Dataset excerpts
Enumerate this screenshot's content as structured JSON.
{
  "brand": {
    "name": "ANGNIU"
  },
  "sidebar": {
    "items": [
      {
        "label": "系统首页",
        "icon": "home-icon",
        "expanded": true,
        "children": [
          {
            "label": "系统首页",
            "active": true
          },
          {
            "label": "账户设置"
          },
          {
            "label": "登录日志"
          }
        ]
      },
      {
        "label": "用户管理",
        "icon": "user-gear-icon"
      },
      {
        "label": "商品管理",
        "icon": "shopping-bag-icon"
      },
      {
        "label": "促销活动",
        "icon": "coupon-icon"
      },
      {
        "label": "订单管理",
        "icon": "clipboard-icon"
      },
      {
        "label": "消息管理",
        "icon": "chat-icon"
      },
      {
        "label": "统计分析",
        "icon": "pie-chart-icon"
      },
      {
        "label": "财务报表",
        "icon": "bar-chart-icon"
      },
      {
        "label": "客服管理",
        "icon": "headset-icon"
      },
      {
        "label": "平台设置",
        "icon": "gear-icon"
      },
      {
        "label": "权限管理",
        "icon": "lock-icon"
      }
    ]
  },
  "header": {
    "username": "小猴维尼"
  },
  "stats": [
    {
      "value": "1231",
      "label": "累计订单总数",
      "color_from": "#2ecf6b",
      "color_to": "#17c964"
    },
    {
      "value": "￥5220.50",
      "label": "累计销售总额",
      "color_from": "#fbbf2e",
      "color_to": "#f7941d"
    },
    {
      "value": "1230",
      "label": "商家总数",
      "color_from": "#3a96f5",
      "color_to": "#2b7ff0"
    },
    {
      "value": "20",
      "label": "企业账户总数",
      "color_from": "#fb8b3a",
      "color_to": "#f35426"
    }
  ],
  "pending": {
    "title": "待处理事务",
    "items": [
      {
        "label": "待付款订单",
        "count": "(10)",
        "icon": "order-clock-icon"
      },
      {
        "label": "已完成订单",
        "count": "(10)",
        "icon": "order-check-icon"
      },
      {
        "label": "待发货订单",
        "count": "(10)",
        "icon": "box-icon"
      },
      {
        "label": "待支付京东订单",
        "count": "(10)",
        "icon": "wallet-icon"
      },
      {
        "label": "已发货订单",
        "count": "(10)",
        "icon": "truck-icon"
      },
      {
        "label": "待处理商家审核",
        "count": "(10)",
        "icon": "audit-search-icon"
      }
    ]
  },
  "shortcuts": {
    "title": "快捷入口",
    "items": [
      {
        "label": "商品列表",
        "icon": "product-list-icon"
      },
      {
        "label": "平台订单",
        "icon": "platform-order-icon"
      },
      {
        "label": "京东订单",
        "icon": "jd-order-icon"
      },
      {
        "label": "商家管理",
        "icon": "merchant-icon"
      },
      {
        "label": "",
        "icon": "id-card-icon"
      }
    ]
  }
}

*Exercise requirements*. From the records above, extract every line exactly as it stands.

*Result for this exercise*.
Enumerate this screenshot's content as structured JSON.
{
  "brand": {
    "name": "ANGNIU"
  },
  "sidebar": {
    "items": [
      {
        "label": "系统首页",
        "icon": "home-icon",
        "expanded": true,
        "children": [
          {
            "label": "系统首页",
            "active": true
          },
          {
            "label": "账户设置"
          },
          {
            "label": "登录日志"
          }
        ]
      },
      {
        "label": "用户管理",
        "icon": "user-gear-icon"
      },
      {
        "label": "商品管理",
        "icon": "shopping-bag-icon"
      },
      {
        "label": "促销活动",
        "icon": "coupon-icon"
      },
      {
        "label": "订单管理",
        "icon": "clipboard-icon"
      },
      {
        "label": "消息管理",
        "icon": "chat-icon"
      },
      {
        "label": "统计分析",
        "icon": "pie-chart-icon"
      },
      {
        "label": "财务报表",
        "icon": "bar-chart-icon"
      },
      {
        "label": "客服管理",
        "icon": "headset-icon"
      },
      {
        "label": "平台设置",
        "icon": "gear-icon"
      },
      {
        "label": "权限管理",
        "icon": "lock-icon"
      }
    ]
  },
  "header": {
    "username": "小猴维尼"
  },
  "stats": [
    {
      "value": "1231",
      "label": "累计订单总数",
      "color_from": "#2ecf6b",
      "color_to": "#17c964"
    },
    {
      "value": "￥5220.50",
      "label": "累计销售总额",
      "color_from": "#fbbf2e",
      "color_to": "#f7941d"
    },
    {
      "value": "1230",
      "label": "商家总数",
      "color_from": "#3a96f5",
      "color_to": "#2b7ff0"
    },
    {
      "value": "20",
      "label": "企业账户总数",
      "color_from": "#fb8b3a",
      "color_to": "#f35426"
    }
  ],
  "pending": {
    "title": "待处理事务",
    "items": [
      {
        "label": "待付款订单",
        "count": "(10)",
        "icon": "order-clock-icon"
      },
      {
        "label": "已完成订单",
        "count": "(10)",
        "icon": "order-check-icon"
      },
      {
        "label": "待发货订单",
        "count": "(10)",
        "icon": "box-icon"
      },
      {
        "label": "待支付京东订单",
        "count": "(10)",
        "icon": "wallet-icon"
      },
      {
        "label": "已发货订单",
        "count": "(10)",
        "icon": "truck-icon"
      },
      {
        "label": "待处理商家审核",
        "count": "(10)",
        "icon": "audit-search-icon"
      }
    ]
  },
  "shortcuts": {
    "title": "快捷入口",
    "items": [
      {
        "label": "商品列表",
        "icon": "product-list-icon"
      },
      {
        "label": "平台订单",
        "icon": "platform-order-icon"
      },
      {
        "label": "京东订单",
        "icon": "jd-order-icon"
      },
      {
        "label": "商家管理",
        "icon": "merchant-icon"
      },
      {
        "label": "",
        "icon": "id-card-icon"
      }
    ]
  }
}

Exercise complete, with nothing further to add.